▶ **AIM OF THE EXERCISE**: Where the string "JSON" occurs in the material below, report the whole line.
** Begin **
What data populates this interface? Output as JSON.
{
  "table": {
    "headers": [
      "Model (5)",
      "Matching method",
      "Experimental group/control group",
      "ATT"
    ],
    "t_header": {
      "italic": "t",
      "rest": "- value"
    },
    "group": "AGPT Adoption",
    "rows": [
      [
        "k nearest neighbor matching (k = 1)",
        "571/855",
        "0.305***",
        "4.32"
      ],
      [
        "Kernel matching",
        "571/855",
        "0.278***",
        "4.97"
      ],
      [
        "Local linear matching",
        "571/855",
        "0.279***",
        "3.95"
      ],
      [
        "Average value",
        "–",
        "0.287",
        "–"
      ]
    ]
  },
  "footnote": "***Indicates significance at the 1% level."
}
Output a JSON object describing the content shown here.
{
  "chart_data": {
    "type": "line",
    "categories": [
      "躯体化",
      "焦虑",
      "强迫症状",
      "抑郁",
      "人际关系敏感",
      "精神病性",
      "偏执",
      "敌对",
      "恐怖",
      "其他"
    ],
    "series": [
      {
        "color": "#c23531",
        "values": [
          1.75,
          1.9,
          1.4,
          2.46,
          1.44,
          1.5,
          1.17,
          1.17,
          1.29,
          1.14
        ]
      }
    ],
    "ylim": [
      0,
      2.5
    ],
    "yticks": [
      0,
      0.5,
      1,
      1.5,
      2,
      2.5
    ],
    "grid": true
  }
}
** End **
▶ **THE ANSWER**:
What data populates this interface? Output as JSON.
Output a JSON object describing the content shown here.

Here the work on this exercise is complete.